> **Exercise task**
All records must be quoted exactly. Omit the pictures.

## Start Provided material

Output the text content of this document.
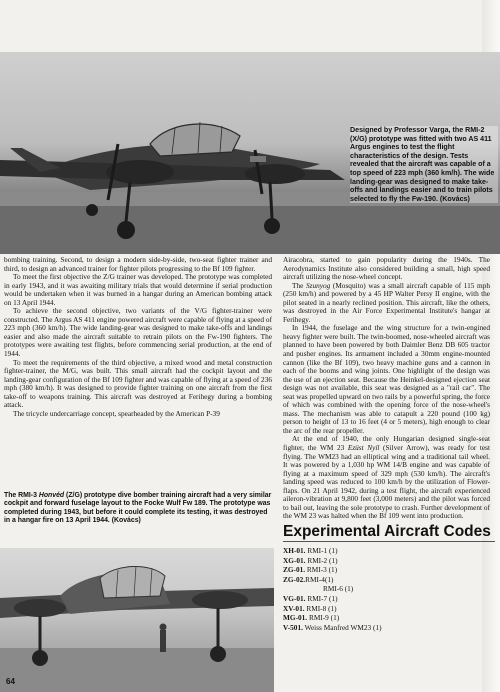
Designed by Professor Varga, the RMI-2 (X/G) prototype was fitted with two AS 411 Argus engines to test the flight characteristics of the design. Tests revealed that the aircraft was capable of a top speed of 223 mph (360 km/h). The wide landing-gear was designed to make take-offs and landings easier and to train pilots selected to fly the Fw-190. (Kovács)

bombing training. Second, to design a modern side-by-side, two-seat fighter trainer and third, to design an advanced trainer for fighter pilots progressing to the Bf 109 fighter.

To meet the first objective the Z/G trainer was developed. The prototype was completed in early 1943, and it was awaiting military trials that would determine if serial production would be undertaken when it was burned in a hangar during an American bombing attack on 13 April 1944.

To achieve the second objective, two variants of the V/G fighter-trainer were constructed. The Argus AS 411 engine powered aircraft were capable of flying at a speed of 223 mph (360 km/h). The wide landing-gear was designed to make take-offs and landings easier and also made the aircraft suitable to retrain pilots on the Fw-190 fighters. The prototypes were awaiting test flights, before commencing serial production, at the end of 1944.

To meet the requirements of the third objective, a mixed wood and metal construction fighter-trainer, the M/G, was built. This small aircraft had the cockpit layout and the landing-gear configuration of the Bf 109 fighter and was capable of flying at a speed of 236 mph (380 km/h). It was designed to provide fighter training on one aircraft from the first take-off to weapons training. This aircraft was destroyed at Ferihegy during a bombing attack.

The tricycle undercarriage concept, spearheaded by the American P-39

The RMI-3 Honvéd (Z/G) prototype dive bomber training aircraft had a very similar cockpit and forward fuselage layout to the Focke Wulf Fw 189. The prototype was completed during 1943, but before it could complete its testing, it was destroyed in a hangar fire on 13 April 1944. (Kovács)
64

Airacobra, started to gain popularity during the 1940s. The Aerodynamics Institute also considered building a small, high speed aircraft utilizing the nose-wheel concept.

The Szunyog (Mosquito) was a small aircraft capable of 115 mph (250 km/h) and powered by a 45 HP Walter Persy II engine, with the pilot seated in a nearly reclined position. This aircraft, like the others, was destroyed in the Air Force Experimental Institute's hangar at Ferihegy.

In 1944, the fuselage and the wing structure for a twin-engined heavy fighter were built. The twin-boomed, nose-wheeled aircraft was planned to have been powered by both Daimler Benz DB 605 tractor and pusher engines. Its armament included a 30mm engine-mounted cannon (like the Bf 109), two heavy machine guns and a cannon in each of the booms and wing joints. One highlight of the design was the use of an ejection seat. Because the Heinkel-designed ejection seat design was not available, this seat was designed as a "rail car". The seat was propelled upward on two rails by a powerful spring, the force of which was combined with the opening force of the nose-wheel's mass. The mechanism was able to catapult a 220 pound (100 kg) person to height of 13 to 16 feet (4 or 5 meters), high enough to clear the arc of the rear propeller.

At the end of 1940, the only Hungarian designed single-seat fighter, the WM 23 Ezüst Nyíl (Silver Arrow), was ready for test flying. The WM23 had an elliptical wing and a traditional tail wheel. It was powered by a 1,030 hp WM 14/B engine and was capable of flying at a maximum speed of 329 mph (530 km/h). The aircraft's landing speed was reduced to 100 km/h by the utilization of Flower-flaps. On 21 April 1942, during a test flight, the aircraft experienced aileron-vibration at 9,800 feet (3,000 meters) and the pilot was forced to bail out, leaving the sole prototype to crash. Further development of the WM 23 was halted when the Bf 109 went into production.

Experimental Aircraft Codes
XH-01. RMI-1 (1)
XG-01. RMI-2 (1)
ZG-01. RMI-3 (1)
ZG-02.RMI-4(1)
RMI-6 (1)
VG-01. RMI-7 (1)
XV-01. RMI-8 (1)
MG-01. RMI-9 (1)
V-501. Weiss Manfred WM23 (1)
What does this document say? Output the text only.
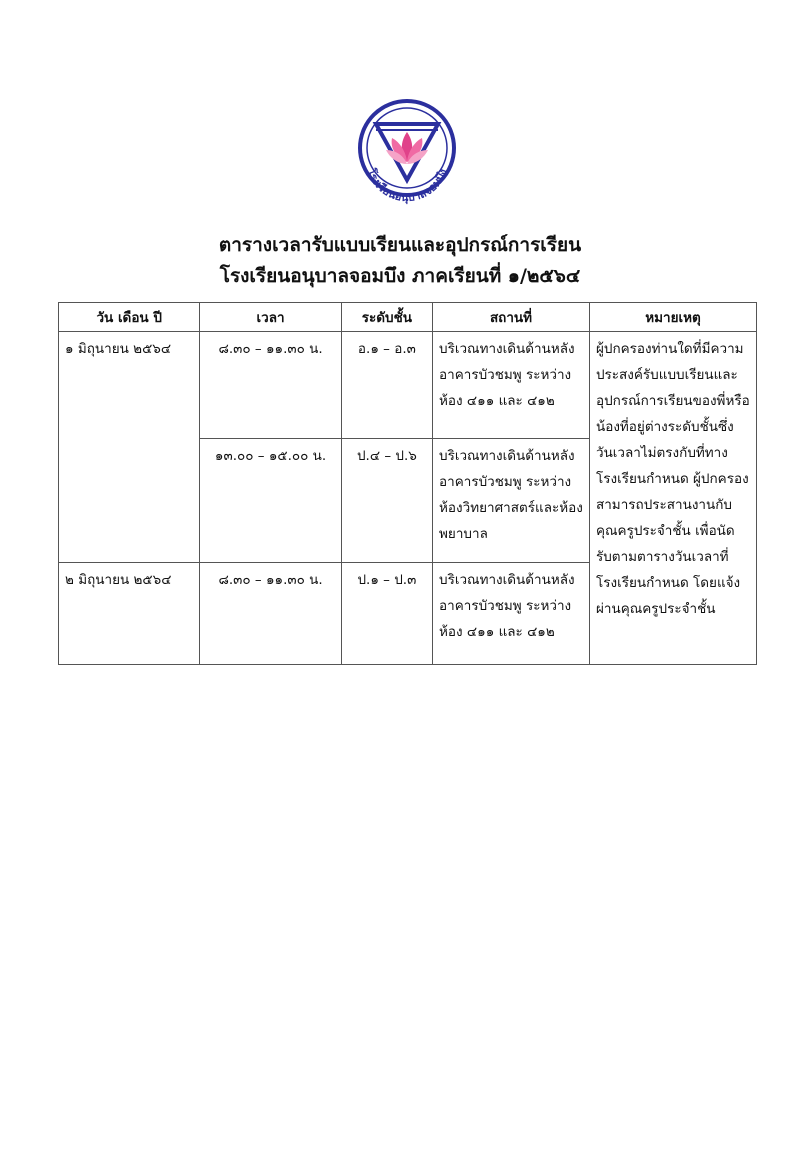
โรงเรียนอนุบาลจอมบึง
ตารางเวลารับแบบเรียนและอุปกรณ์การเรียน
โรงเรียนอนุบาลจอมบึง ภาคเรียนที่ ๑/๒๕๖๔
วัน เดือน ปี	เวลา	ระดับชั้น	สถานที่	หมายเหตุ
๑ มิถุนายน ๒๕๖๔	๘.๓๐ – ๑๑.๓๐ น.	อ.๑ – อ.๓	บริเวณทางเดินด้านหลังอาคารบัวชมพู ระหว่างห้อง ๔๑๑ และ ๔๑๒	ผู้ปกครองท่านใดที่มีความประสงค์รับแบบเรียนและอุปกรณ์การเรียนของพี่หรือน้องที่อยู่ต่างระดับชั้นซึ่งวันเวลาไม่ตรงกับที่ทางโรงเรียนกำหนด ผู้ปกครองสามารถประสานงานกับคุณครูประจำชั้น เพื่อนัดรับตามตารางวันเวลาที่โรงเรียนกำหนด โดยแจ้งผ่านคุณครูประจำชั้น
	๑๓.๐๐ – ๑๕.๐๐ น.	ป.๔ – ป.๖	บริเวณทางเดินด้านหลังอาคารบัวชมพู ระหว่างห้องวิทยาศาสตร์และห้องพยาบาล	
๒ มิถุนายน ๒๕๖๔	๘.๓๐ – ๑๑.๓๐ น.	ป.๑ – ป.๓	บริเวณทางเดินด้านหลังอาคารบัวชมพู ระหว่างห้อง ๔๑๑ และ ๔๑๒	
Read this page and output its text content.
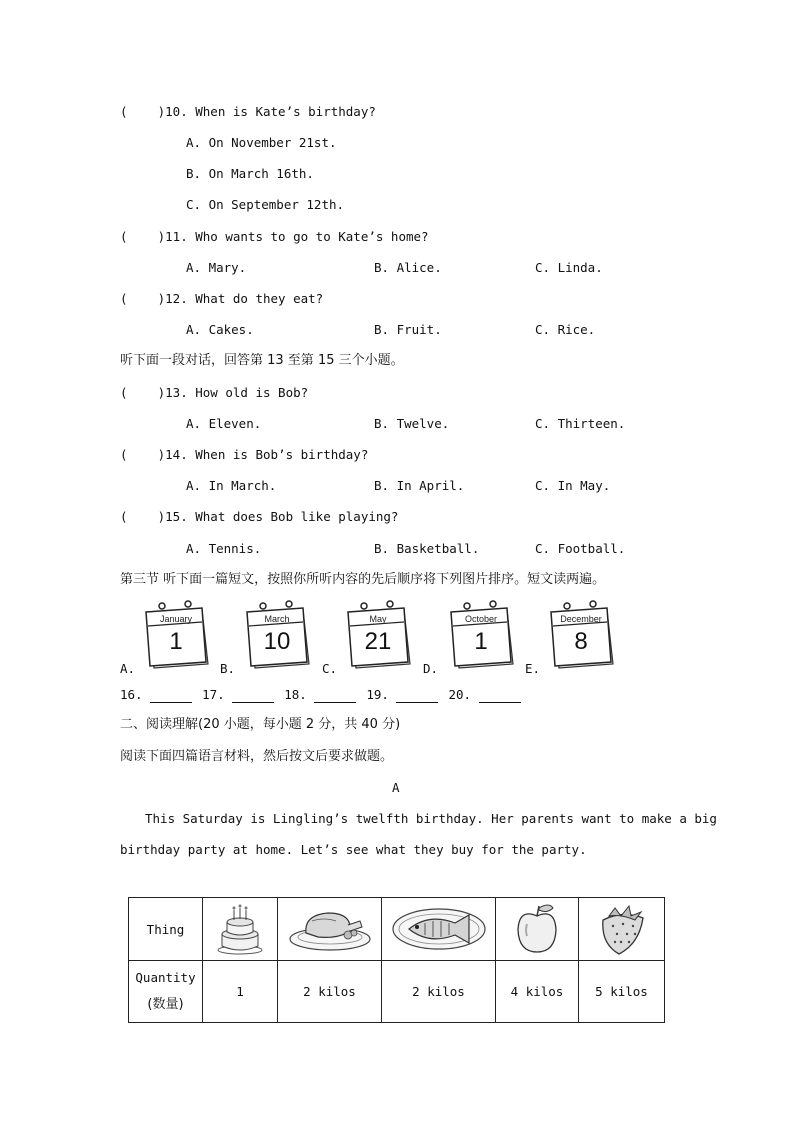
(    )10. When is Kate’s birthday?
A. On November 21st.
B. On March 16th.
C. On September 12th.
(    )11. Who wants to go to Kate’s home?
A. Mary.	B. Alice.	C. Linda.
(    )12. What do they eat?
A. Cakes.	B. Fruit.	C. Rice.
听下面一段对话，回答第 13 至第 15 三个小题。
(    )13. How old is Bob?
A. Eleven.	B. Twelve.	C. Thirteen.
(    )14. When is Bob’s birthday?
A. In March.	B. In April.	C. In May.
(    )15. What does Bob like playing?
A. Tennis.	B. Basketball.	C. Football.
第三节 听下面一篇短文，按照你所听内容的先后顺序将下列图片排序。短文读两遍。
A.
January
1
B.
March
10
C.
May
21
D.
October
1
E.
December
8
16.	17.	18.	19.	20.
二、阅读理解(20 小题，每小题 2 分，共 40 分)
阅读下面四篇语言材料，然后按文后要求做题。
A
This Saturday is Lingling’s twelfth birthday. Her parents want to make a big
birthday party at home. Let’s see what they buy for the party.
Thing					
Quantity
(数量)	1	2 kilos	2 kilos	4 kilos	5 kilos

## End Provided material

> **Finished exercise**
Output the text content of this document.
Designed by Professor Varga, the RMI-2 (X/G) prototype was fitted with two AS 411 Argus engines to test the flight characteristics of the design. Tests revealed that the aircraft was capable of a top speed of 223 mph (360 km/h). The wide landing-gear was designed to make take-offs and landings easier and to train pilots selected to fly the Fw-190. (Kovács)

bombing training. Second, to design a modern side-by-side, two-seat fighter trainer and third, to design an advanced trainer for fighter pilots progressing to the Bf 109 fighter.

To meet the first objective the Z/G trainer was developed. The prototype was completed in early 1943, and it was awaiting military trials that would determine if serial production would be undertaken when it was burned in a hangar during an American bombing attack on 13 April 1944.

To achieve the second objective, two variants of the V/G fighter-trainer were constructed. The Argus AS 411 engine powered aircraft were capable of flying at a speed of 223 mph (360 km/h). The wide landing-gear was designed to make take-offs and landings easier and also made the aircraft suitable to retrain pilots on the Fw-190 fighters. The prototypes were awaiting test flights, before commencing serial production, at the end of 1944.

To meet the requirements of the third objective, a mixed wood and metal construction fighter-trainer, the M/G, was built. This small aircraft had the cockpit layout and the landing-gear configuration of the Bf 109 fighter and was capable of flying at a speed of 236 mph (380 km/h). It was designed to provide fighter training on one aircraft from the first take-off to weapons training. This aircraft was destroyed at Ferihegy during a bombing attack.

The tricycle undercarriage concept, spearheaded by the American P-39

The RMI-3 Honvéd (Z/G) prototype dive bomber training aircraft had a very similar cockpit and forward fuselage layout to the Focke Wulf Fw 189. The prototype was completed during 1943, but before it could complete its testing, it was destroyed in a hangar fire on 13 April 1944. (Kovács)
64

Airacobra, started to gain popularity during the 1940s. The Aerodynamics Institute also considered building a small, high speed aircraft utilizing the nose-wheel concept.

The Szunyog (Mosquito) was a small aircraft capable of 115 mph (250 km/h) and powered by a 45 HP Walter Persy II engine, with the pilot seated in a nearly reclined position. This aircraft, like the others, was destroyed in the Air Force Experimental Institute's hangar at Ferihegy.

In 1944, the fuselage and the wing structure for a twin-engined heavy fighter were built. The twin-boomed, nose-wheeled aircraft was planned to have been powered by both Daimler Benz DB 605 tractor and pusher engines. Its armament included a 30mm engine-mounted cannon (like the Bf 109), two heavy machine guns and a cannon in each of the booms and wing joints. One highlight of the design was the use of an ejection seat. Because the Heinkel-designed ejection seat design was not available, this seat was designed as a "rail car". The seat was propelled upward on two rails by a powerful spring, the force of which was combined with the opening force of the nose-wheel's mass. The mechanism was able to catapult a 220 pound (100 kg) person to height of 13 to 16 feet (4 or 5 meters), high enough to clear the arc of the rear propeller.

At the end of 1940, the only Hungarian designed single-seat fighter, the WM 23 Ezüst Nyíl (Silver Arrow), was ready for test flying. The WM23 had an elliptical wing and a traditional tail wheel. It was powered by a 1,030 hp WM 14/B engine and was capable of flying at a maximum speed of 329 mph (530 km/h). The aircraft's landing speed was reduced to 100 km/h by the utilization of Flower-flaps. On 21 April 1942, during a test flight, the aircraft experienced aileron-vibration at 9,800 feet (3,000 meters) and the pilot was forced to bail out, leaving the sole prototype to crash. Further development of the WM 23 was halted when the Bf 109 went into production.

Experimental Aircraft Codes
XH-01. RMI-1 (1)
XG-01. RMI-2 (1)
ZG-01. RMI-3 (1)
ZG-02.RMI-4(1)
RMI-6 (1)
VG-01. RMI-7 (1)
XV-01. RMI-8 (1)
MG-01. RMI-9 (1)
V-501. Weiss Manfred WM23 (1)
What does this document say? Output the text only.
โรงเรียนอนุบาลจอมบึง
ตารางเวลารับแบบเรียนและอุปกรณ์การเรียน
โรงเรียนอนุบาลจอมบึง ภาคเรียนที่ ๑/๒๕๖๔
วัน เดือน ปี	เวลา	ระดับชั้น	สถานที่	หมายเหตุ
๑ มิถุนายน ๒๕๖๔	๘.๓๐ – ๑๑.๓๐ น.	อ.๑ – อ.๓	บริเวณทางเดินด้านหลังอาคารบัวชมพู ระหว่างห้อง ๔๑๑ และ ๔๑๒	ผู้ปกครองท่านใดที่มีความประสงค์รับแบบเรียนและอุปกรณ์การเรียนของพี่หรือน้องที่อยู่ต่างระดับชั้นซึ่งวันเวลาไม่ตรงกับที่ทางโรงเรียนกำหนด ผู้ปกครองสามารถประสานงานกับคุณครูประจำชั้น เพื่อนัดรับตามตารางวันเวลาที่โรงเรียนกำหนด โดยแจ้งผ่านคุณครูประจำชั้น
	๑๓.๐๐ – ๑๕.๐๐ น.	ป.๔ – ป.๖	บริเวณทางเดินด้านหลังอาคารบัวชมพู ระหว่างห้องวิทยาศาสตร์และห้องพยาบาล	
๒ มิถุนายน ๒๕๖๔	๘.๓๐ – ๑๑.๓๐ น.	ป.๑ – ป.๓	บริเวณทางเดินด้านหลังอาคารบัวชมพู ระหว่างห้อง ๔๑๑ และ ๔๑๒	
Read this page and output its text content.
(    )10. When is Kate’s birthday?
A. On November 21st.
B. On March 16th.
C. On September 12th.
(    )11. Who wants to go to Kate’s home?
A. Mary.	B. Alice.	C. Linda.
(    )12. What do they eat?
A. Cakes.	B. Fruit.	C. Rice.
听下面一段对话，回答第 13 至第 15 三个小题。
(    )13. How old is Bob?
A. Eleven.	B. Twelve.	C. Thirteen.
(    )14. When is Bob’s birthday?
A. In March.	B. In April.	C. In May.
(    )15. What does Bob like playing?
A. Tennis.	B. Basketball.	C. Football.
第三节 听下面一篇短文，按照你所听内容的先后顺序将下列图片排序。短文读两遍。
A.
January
1
B.
March
10
C.
May
21
D.
October
1
E.
December
8
16.	17.	18.	19.	20.
二、阅读理解(20 小题，每小题 2 分，共 40 分)
阅读下面四篇语言材料，然后按文后要求做题。
A
This Saturday is Lingling’s twelfth birthday. Her parents want to make a big
birthday party at home. Let’s see what they buy for the party.
Thing					
Quantity
(数量)	1	2 kilos	2 kilos	4 kilos	5 kilos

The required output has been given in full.